**CHALLENGES:**
A - From the grant description on aerial additive building manufacturing, print the part that opens with the words containing "Additive Building Manufacturing (ABM)" and closes with "each physical site.".
B - List every kind of work that the grant description on aerial additive building manufacturing says current ABM technologies cannot do.

**EXCERPTED PASSAGE:**
_____
Grants

AABM: Aerial Additive Building Manufacturing

March 2016 - January 2020

Additive Building Manufacturing (ABM) is transforming the construction industry through the 3D printing of buildings and building components. A number of countries are now demonstrating ABM can substantially reduce construction time, material and transport costs, improve worker safety standards and alleviate construction's impact on urban traffic congestion and the environment. ABM also provides geometrical variety at no additional cost. In contrast to most manufacturing sectors, variety is a necessity within construction to satisfy different client requirements and adapt to unique terrain, boundary and laws governing each physical site.

However, current ABM systems are difficult to deploy on construction sites due to their large size and fixed 3D Print build volumes that are not sufficiently flexible to deal with the complexities of most building scenarios, or provide adequate measures for human safety. These ABM technologies are unable to undertake maintenance and repair work, or construct buildings in many urban or elevated sites. They are also not able to be utilised for post-disaster reconstruction activities where their manufacturing speed would be of great assistance.
_____
**DATASET CONTENT:**
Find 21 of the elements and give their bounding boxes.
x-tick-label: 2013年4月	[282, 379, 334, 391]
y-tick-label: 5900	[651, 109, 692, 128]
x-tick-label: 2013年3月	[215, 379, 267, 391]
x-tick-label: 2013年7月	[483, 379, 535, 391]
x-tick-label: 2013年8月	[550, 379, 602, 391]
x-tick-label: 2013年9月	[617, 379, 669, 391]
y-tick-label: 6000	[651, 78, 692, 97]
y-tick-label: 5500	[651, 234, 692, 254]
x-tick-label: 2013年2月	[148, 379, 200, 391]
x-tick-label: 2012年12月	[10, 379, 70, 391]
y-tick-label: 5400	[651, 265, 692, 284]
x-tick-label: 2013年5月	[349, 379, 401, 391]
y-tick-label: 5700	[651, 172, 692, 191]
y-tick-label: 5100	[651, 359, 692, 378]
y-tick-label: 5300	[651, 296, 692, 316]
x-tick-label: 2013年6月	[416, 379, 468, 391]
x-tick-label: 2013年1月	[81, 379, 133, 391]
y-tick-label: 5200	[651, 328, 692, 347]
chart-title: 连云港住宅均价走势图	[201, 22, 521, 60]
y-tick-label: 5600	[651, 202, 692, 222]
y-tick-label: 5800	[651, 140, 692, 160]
_____
**TASK-BY-TASK ANSWERS:**
A -
Additive Building Manufacturing (ABM) is transforming the construction industry through the 3D printing of buildings and building components. A number of countries are now demonstrating ABM can substantially reduce construction time, material and transport costs, improve worker safety standards and alleviate construction's impact on urban traffic congestion and the environment. ABM also provides geometrical variety at no additional cost. In contrast to most manufacturing sectors, variety is a necessity within construction to satisfy different client requirements and adapt to unique terrain, boundary and laws governing each physical site.

B -
- Maintenance and repair work
- Constructing buildings in many urban or elevated sites
- Post-disaster reconstruction activities